__Request__
Update the material below by changing every "UI" to "interface" and leaving everything else unchanged, and leave the pictures out of your answer.

__Material provided__
>> Start

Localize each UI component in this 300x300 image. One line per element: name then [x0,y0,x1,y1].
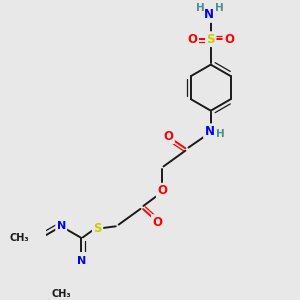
Text: CH₃: CH₃ [51,289,71,299]
Text: N: N [204,8,214,21]
Text: O: O [188,33,198,46]
Text: N: N [205,125,214,138]
Text: O: O [152,216,163,229]
Text: N: N [76,256,86,266]
Text: O: O [157,184,167,197]
Text: H: H [216,129,224,139]
Text: H: H [196,3,205,13]
Text: O: O [164,130,173,142]
Text: N: N [57,221,66,231]
Text: S: S [206,33,215,46]
Text: CH₃: CH₃ [10,233,29,243]
Text: S: S [93,222,102,235]
Text: H: H [215,3,224,13]
Text: O: O [224,33,234,46]
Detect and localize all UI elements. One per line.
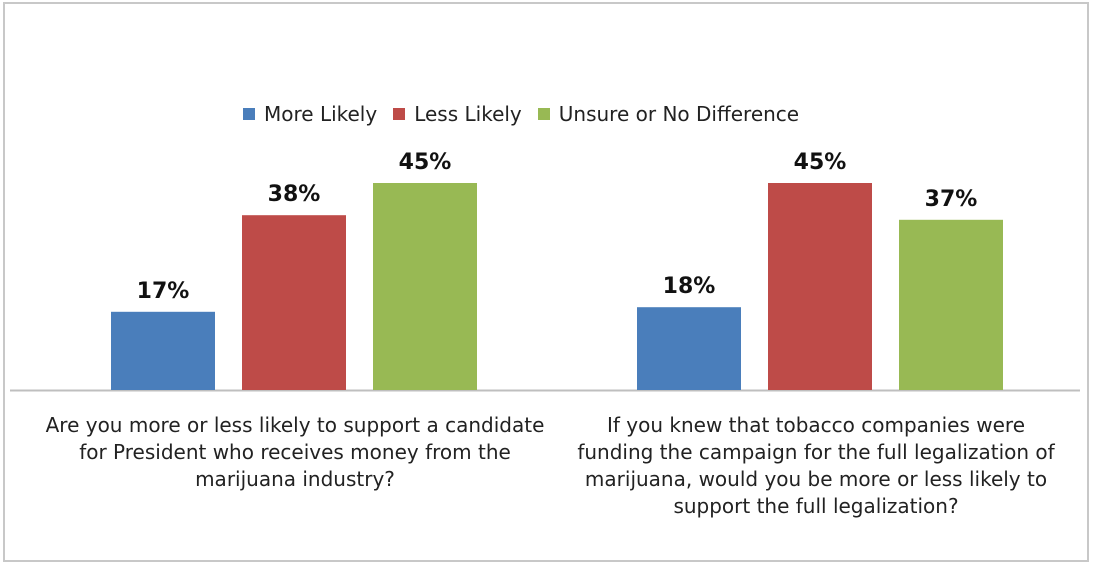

>> End

__Answer to this exercise__
Localize each interface component in this 300x300 image. One line per element: name then [x0,y0,x1,y1].
Text: CH₃: CH₃ [51,289,71,299]
Text: N: N [204,8,214,21]
Text: O: O [188,33,198,46]
Text: N: N [205,125,214,138]
Text: O: O [152,216,163,229]
Text: N: N [76,256,86,266]
Text: O: O [157,184,167,197]
Text: H: H [216,129,224,139]
Text: H: H [196,3,205,13]
Text: O: O [164,130,173,142]
Text: N: N [57,221,66,231]
Text: S: S [206,33,215,46]
Text: CH₃: CH₃ [10,233,29,243]
Text: S: S [93,222,102,235]
Text: H: H [215,3,224,13]
Text: O: O [224,33,234,46]
Detect and localize all interface elements. One per line.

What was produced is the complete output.